WHAT IS REQUIRED:
In the material below, find each line with the word "ylabel" and list it.

DATASET ENTRIES:
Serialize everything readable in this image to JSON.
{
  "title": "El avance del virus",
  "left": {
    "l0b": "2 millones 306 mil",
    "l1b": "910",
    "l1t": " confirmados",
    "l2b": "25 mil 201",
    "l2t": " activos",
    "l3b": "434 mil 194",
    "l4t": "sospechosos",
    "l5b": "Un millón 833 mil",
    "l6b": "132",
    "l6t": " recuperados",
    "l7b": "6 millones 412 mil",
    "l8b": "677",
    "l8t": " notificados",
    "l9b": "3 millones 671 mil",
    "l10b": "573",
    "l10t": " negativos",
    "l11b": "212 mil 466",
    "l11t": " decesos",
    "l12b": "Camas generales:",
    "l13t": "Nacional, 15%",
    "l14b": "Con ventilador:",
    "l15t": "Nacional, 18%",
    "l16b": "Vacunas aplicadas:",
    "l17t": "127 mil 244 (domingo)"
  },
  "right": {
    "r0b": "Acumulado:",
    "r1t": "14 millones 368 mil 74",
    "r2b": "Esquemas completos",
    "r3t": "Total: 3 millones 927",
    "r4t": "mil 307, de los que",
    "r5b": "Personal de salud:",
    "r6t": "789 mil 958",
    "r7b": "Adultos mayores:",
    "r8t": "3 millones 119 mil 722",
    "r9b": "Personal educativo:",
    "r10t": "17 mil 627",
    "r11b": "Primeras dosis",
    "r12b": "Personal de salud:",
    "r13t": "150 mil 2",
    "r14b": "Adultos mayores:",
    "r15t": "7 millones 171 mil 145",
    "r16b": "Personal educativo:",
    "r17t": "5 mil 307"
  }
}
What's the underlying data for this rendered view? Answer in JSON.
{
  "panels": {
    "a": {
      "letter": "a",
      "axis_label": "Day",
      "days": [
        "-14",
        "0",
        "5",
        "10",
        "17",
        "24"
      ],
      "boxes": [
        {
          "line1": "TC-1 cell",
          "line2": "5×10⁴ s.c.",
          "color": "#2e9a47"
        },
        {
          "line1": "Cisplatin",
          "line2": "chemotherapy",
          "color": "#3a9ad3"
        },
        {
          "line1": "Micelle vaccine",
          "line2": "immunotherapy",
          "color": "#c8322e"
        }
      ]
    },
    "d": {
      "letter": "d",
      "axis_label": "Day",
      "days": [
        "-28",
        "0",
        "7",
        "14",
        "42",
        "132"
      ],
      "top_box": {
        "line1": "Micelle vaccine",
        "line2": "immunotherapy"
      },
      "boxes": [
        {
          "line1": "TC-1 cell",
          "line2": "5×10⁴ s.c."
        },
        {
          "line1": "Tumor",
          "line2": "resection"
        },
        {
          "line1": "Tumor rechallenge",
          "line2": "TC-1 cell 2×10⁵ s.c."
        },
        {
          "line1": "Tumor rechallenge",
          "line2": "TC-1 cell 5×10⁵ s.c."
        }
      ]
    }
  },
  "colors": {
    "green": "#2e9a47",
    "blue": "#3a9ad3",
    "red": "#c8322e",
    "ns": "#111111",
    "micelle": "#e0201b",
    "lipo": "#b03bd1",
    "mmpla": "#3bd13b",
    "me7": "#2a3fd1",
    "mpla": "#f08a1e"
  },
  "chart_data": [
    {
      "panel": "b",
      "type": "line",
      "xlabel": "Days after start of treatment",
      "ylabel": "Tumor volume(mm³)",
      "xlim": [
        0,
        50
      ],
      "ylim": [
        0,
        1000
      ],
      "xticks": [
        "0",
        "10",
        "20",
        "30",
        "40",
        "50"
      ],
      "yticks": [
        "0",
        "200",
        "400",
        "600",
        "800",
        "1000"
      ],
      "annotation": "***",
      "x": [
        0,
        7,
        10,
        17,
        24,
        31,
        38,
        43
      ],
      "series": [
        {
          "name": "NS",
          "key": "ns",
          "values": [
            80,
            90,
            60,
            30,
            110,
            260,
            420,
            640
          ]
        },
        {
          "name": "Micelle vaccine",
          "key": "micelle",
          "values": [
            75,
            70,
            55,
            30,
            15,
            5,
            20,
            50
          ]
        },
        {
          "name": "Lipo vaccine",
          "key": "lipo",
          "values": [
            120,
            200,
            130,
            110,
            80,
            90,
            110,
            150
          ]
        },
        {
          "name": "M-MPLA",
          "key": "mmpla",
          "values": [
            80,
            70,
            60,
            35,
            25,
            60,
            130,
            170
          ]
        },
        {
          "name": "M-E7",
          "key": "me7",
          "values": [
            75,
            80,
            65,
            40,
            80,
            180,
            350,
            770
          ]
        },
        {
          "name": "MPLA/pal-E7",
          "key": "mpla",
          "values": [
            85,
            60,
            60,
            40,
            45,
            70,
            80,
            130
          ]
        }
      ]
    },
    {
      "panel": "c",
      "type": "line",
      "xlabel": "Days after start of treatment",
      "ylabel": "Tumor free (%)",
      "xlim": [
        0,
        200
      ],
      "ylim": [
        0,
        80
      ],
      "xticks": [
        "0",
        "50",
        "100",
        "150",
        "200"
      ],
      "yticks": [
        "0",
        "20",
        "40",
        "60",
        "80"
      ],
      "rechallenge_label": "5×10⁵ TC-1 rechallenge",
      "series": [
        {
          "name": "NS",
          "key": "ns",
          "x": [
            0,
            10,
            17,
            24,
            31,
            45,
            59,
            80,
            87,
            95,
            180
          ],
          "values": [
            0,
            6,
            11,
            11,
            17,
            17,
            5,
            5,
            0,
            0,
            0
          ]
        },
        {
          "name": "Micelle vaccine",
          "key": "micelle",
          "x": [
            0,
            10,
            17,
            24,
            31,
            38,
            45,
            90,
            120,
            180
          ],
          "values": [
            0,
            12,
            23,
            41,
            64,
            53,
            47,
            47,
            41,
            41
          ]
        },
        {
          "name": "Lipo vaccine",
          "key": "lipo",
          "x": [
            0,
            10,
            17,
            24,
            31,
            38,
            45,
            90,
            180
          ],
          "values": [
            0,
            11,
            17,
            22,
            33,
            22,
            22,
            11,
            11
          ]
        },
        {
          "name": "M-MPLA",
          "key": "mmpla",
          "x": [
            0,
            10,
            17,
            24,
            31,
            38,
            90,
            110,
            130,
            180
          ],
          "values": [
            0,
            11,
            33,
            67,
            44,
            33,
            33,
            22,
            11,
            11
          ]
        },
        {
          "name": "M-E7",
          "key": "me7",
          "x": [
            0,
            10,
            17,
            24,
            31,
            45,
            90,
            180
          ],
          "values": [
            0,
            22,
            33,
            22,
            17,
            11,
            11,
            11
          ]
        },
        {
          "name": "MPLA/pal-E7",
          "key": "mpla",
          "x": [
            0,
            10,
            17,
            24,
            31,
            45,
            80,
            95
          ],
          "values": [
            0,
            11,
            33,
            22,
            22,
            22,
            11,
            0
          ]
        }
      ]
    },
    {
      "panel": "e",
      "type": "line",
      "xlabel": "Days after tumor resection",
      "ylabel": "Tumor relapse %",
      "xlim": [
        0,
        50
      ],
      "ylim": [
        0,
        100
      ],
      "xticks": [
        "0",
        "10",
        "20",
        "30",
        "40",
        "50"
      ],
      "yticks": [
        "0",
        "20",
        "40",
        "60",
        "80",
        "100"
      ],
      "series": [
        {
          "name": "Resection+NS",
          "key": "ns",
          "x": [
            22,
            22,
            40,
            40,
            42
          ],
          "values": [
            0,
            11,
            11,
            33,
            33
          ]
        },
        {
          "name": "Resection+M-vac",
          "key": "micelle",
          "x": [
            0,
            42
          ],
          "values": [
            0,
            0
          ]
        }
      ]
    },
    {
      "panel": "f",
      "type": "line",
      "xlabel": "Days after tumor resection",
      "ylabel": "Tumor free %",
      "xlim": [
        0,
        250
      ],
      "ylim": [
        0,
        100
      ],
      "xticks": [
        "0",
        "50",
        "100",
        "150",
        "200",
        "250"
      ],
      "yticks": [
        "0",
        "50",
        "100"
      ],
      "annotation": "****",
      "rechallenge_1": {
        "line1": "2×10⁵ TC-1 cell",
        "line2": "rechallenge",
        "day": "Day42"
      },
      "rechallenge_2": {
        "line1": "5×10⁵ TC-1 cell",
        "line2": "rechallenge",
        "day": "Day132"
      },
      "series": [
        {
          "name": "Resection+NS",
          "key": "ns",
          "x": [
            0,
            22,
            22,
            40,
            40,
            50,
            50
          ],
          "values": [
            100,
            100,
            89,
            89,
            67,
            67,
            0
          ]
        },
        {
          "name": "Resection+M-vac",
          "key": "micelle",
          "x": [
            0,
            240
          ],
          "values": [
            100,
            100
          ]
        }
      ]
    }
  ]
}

SOLUTION:
      "ylabel": "Tumor volume(mm³)",
      "ylabel": "Tumor free (%)",
      "ylabel": "Tumor relapse %",
      "ylabel": "Tumor free %",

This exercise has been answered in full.